[Given task]:
Answer with one number: the count of lines in the listing below that hold the word "output".

[Supplied information]:
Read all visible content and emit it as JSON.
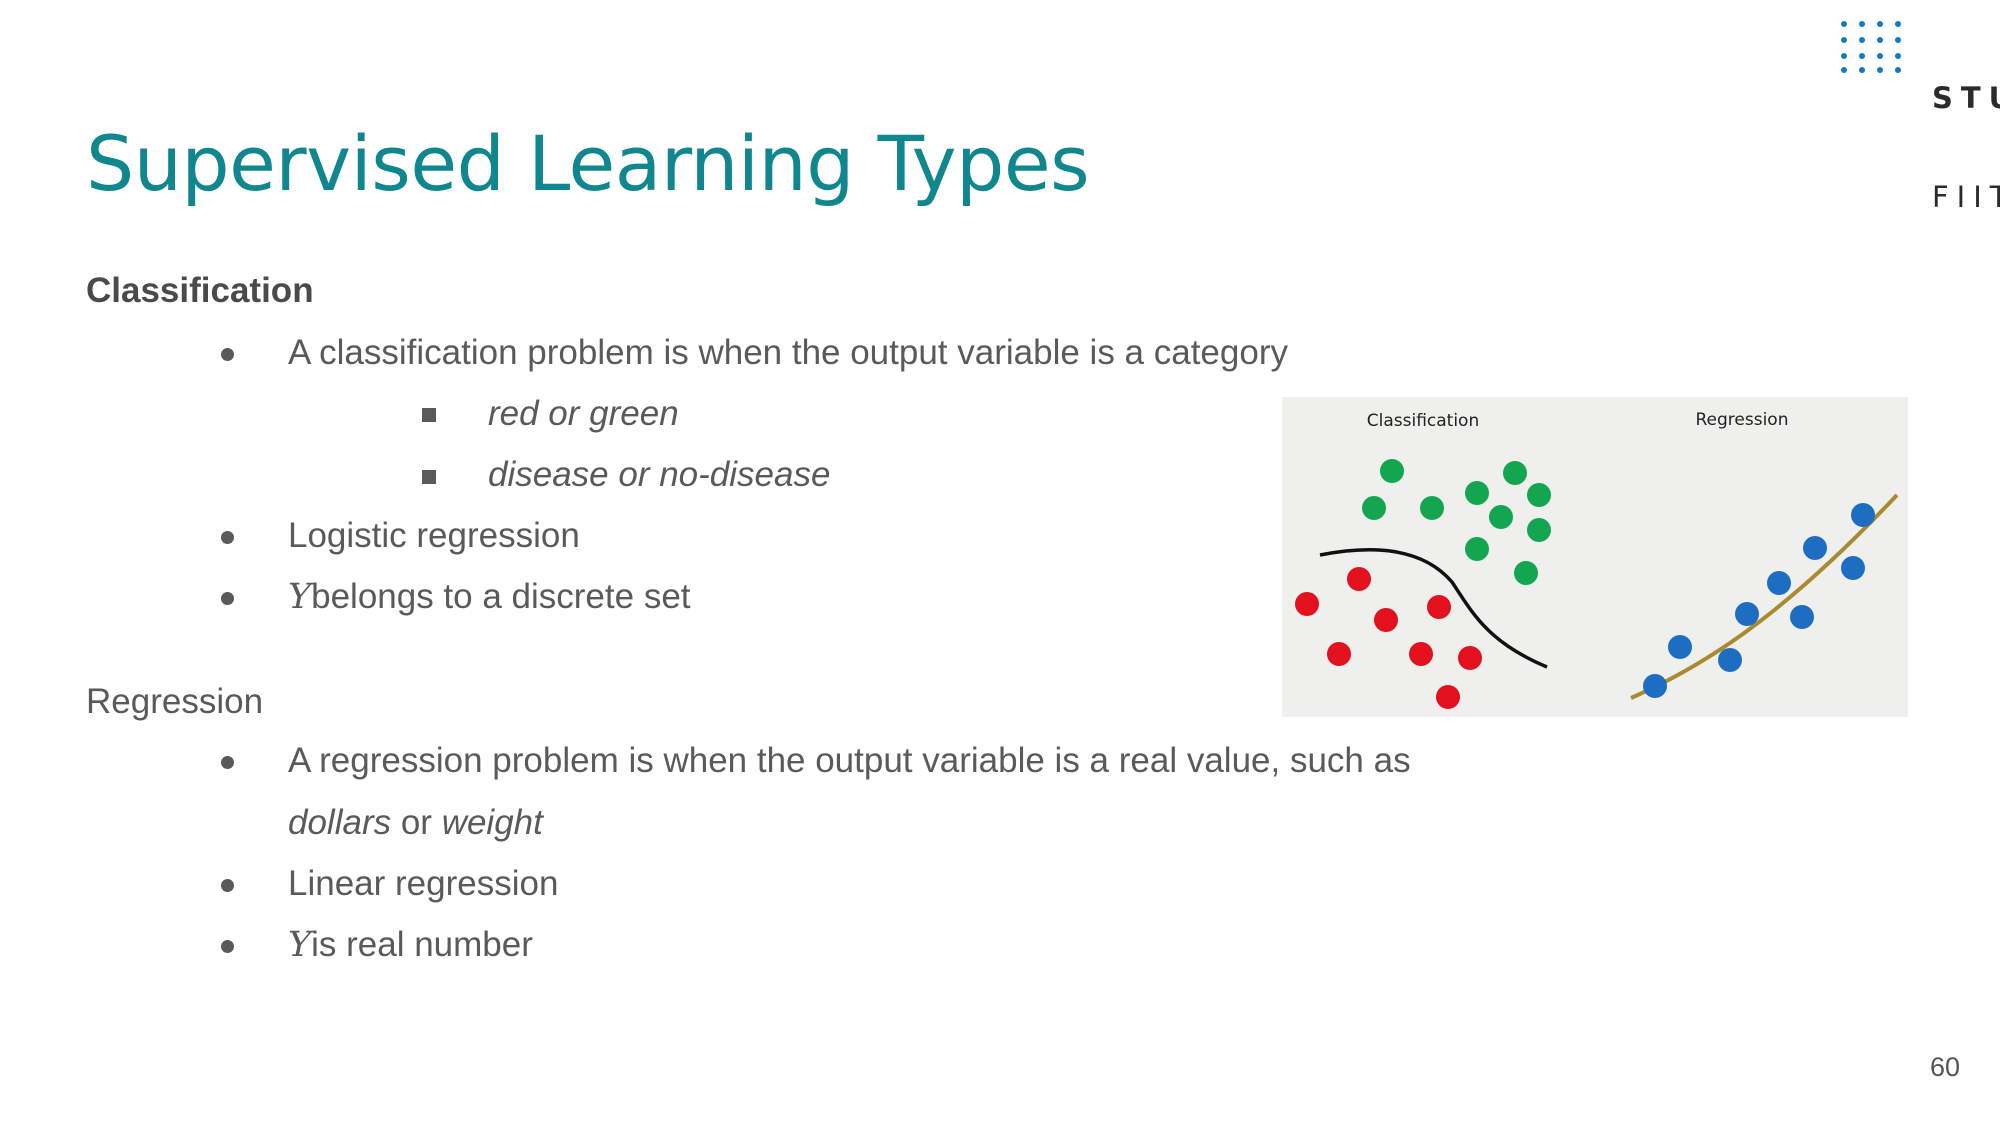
{
  "logo": {
    "line1": "STU",
    "line2": "FIIT"
  },
  "title": "Supervised Learning Types",
  "classification": {
    "heading": "Classification",
    "bullets": [
      "A classification problem is when the output variable is a category",
      "Logistic regression",
      "belongs to a discrete set"
    ],
    "examples": [
      "red or green",
      "disease or no-disease"
    ],
    "y_symbol": "Y"
  },
  "regression": {
    "heading": "Regression",
    "bullet1_line1": "A regression problem is when the output variable is a real value, such as",
    "bullet1_line2": {
      "word1": "dollars",
      "connector": " or ",
      "word2": "weight"
    },
    "bullet2": "Linear regression",
    "bullet3": "is real number",
    "y_symbol": "Y"
  },
  "figure": {
    "left_label": "Classification",
    "right_label": "Regression",
    "colors": {
      "green": "#14a550",
      "red": "#e3101e",
      "blue": "#1d6ec2",
      "curve_black": "#111111",
      "curve_gold": "#a98a2e",
      "background": "#efefed"
    }
  },
  "page_number": "60"
}
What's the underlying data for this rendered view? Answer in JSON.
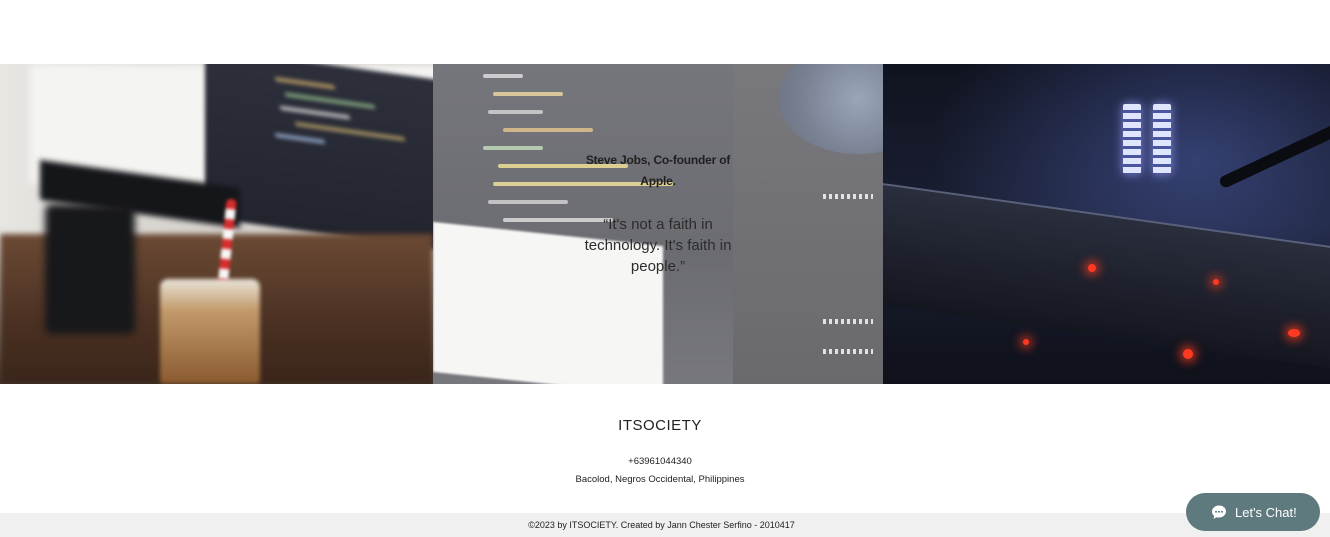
{
  "hero": {
    "quote_author": "Steve Jobs, Co-founder of Apple.",
    "quote_text": "“It's not a faith in technology. It's faith in people.”"
  },
  "footer": {
    "brand": "ITSOCIETY",
    "phone": "+63961044340",
    "address": "Bacolod, Negros Occidental, Philippines",
    "copyright": "©2023 by ITSOCIETY. Created by Jann Chester Serfino - 2010417"
  },
  "chat": {
    "label": "Let's Chat!",
    "icon": "chat-bubble-icon",
    "color": "#5f7a7e"
  }
}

[Result for this exercise]:
2